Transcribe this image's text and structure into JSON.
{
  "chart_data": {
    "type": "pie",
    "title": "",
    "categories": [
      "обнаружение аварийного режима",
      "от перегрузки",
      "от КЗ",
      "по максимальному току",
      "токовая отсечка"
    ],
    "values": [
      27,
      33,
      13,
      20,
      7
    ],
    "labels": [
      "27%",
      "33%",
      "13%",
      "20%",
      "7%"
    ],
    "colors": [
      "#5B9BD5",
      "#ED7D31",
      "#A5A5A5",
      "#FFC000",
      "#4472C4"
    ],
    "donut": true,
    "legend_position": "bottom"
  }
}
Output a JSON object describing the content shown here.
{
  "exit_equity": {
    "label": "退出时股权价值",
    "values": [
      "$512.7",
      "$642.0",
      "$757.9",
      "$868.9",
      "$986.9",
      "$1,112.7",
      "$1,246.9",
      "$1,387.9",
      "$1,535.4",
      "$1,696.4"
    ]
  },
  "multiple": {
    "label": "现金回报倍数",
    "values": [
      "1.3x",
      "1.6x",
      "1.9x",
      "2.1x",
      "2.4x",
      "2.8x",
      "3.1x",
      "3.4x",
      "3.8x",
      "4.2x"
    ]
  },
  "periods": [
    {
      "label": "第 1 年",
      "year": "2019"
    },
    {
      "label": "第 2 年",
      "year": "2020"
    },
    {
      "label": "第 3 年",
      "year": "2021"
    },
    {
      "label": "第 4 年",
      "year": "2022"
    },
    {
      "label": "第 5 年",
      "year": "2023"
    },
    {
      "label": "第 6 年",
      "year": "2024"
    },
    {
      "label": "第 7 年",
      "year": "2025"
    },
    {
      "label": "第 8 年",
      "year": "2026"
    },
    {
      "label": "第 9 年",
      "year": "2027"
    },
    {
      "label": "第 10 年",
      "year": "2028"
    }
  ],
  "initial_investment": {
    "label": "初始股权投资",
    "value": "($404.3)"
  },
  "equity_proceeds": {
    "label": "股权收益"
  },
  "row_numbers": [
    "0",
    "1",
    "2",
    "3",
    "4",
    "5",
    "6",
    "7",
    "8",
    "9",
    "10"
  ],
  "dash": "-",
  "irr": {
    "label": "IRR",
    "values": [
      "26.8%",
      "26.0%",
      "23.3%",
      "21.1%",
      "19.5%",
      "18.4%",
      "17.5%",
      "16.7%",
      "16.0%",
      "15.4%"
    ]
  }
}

**Given task**:
Word for word, restate all of the data shown above.

**Solution to this problem**:
Transcribe this image's text and structure into JSON.
{
  "chart_data": {
    "type": "pie",
    "title": "",
    "categories": [
      "обнаружение аварийного режима",
      "от перегрузки",
      "от КЗ",
      "по максимальному току",
      "токовая отсечка"
    ],
    "values": [
      27,
      33,
      13,
      20,
      7
    ],
    "labels": [
      "27%",
      "33%",
      "13%",
      "20%",
      "7%"
    ],
    "colors": [
      "#5B9BD5",
      "#ED7D31",
      "#A5A5A5",
      "#FFC000",
      "#4472C4"
    ],
    "donut": true,
    "legend_position": "bottom"
  }
}
Output a JSON object describing the content shown here.
{
  "exit_equity": {
    "label": "退出时股权价值",
    "values": [
      "$512.7",
      "$642.0",
      "$757.9",
      "$868.9",
      "$986.9",
      "$1,112.7",
      "$1,246.9",
      "$1,387.9",
      "$1,535.4",
      "$1,696.4"
    ]
  },
  "multiple": {
    "label": "现金回报倍数",
    "values": [
      "1.3x",
      "1.6x",
      "1.9x",
      "2.1x",
      "2.4x",
      "2.8x",
      "3.1x",
      "3.4x",
      "3.8x",
      "4.2x"
    ]
  },
  "periods": [
    {
      "label": "第 1 年",
      "year": "2019"
    },
    {
      "label": "第 2 年",
      "year": "2020"
    },
    {
      "label": "第 3 年",
      "year": "2021"
    },
    {
      "label": "第 4 年",
      "year": "2022"
    },
    {
      "label": "第 5 年",
      "year": "2023"
    },
    {
      "label": "第 6 年",
      "year": "2024"
    },
    {
      "label": "第 7 年",
      "year": "2025"
    },
    {
      "label": "第 8 年",
      "year": "2026"
    },
    {
      "label": "第 9 年",
      "year": "2027"
    },
    {
      "label": "第 10 年",
      "year": "2028"
    }
  ],
  "initial_investment": {
    "label": "初始股权投资",
    "value": "($404.3)"
  },
  "equity_proceeds": {
    "label": "股权收益"
  },
  "row_numbers": [
    "0",
    "1",
    "2",
    "3",
    "4",
    "5",
    "6",
    "7",
    "8",
    "9",
    "10"
  ],
  "dash": "-",
  "irr": {
    "label": "IRR",
    "values": [
      "26.8%",
      "26.0%",
      "23.3%",
      "21.1%",
      "19.5%",
      "18.4%",
      "17.5%",
      "16.7%",
      "16.0%",
      "15.4%"
    ]
  }
}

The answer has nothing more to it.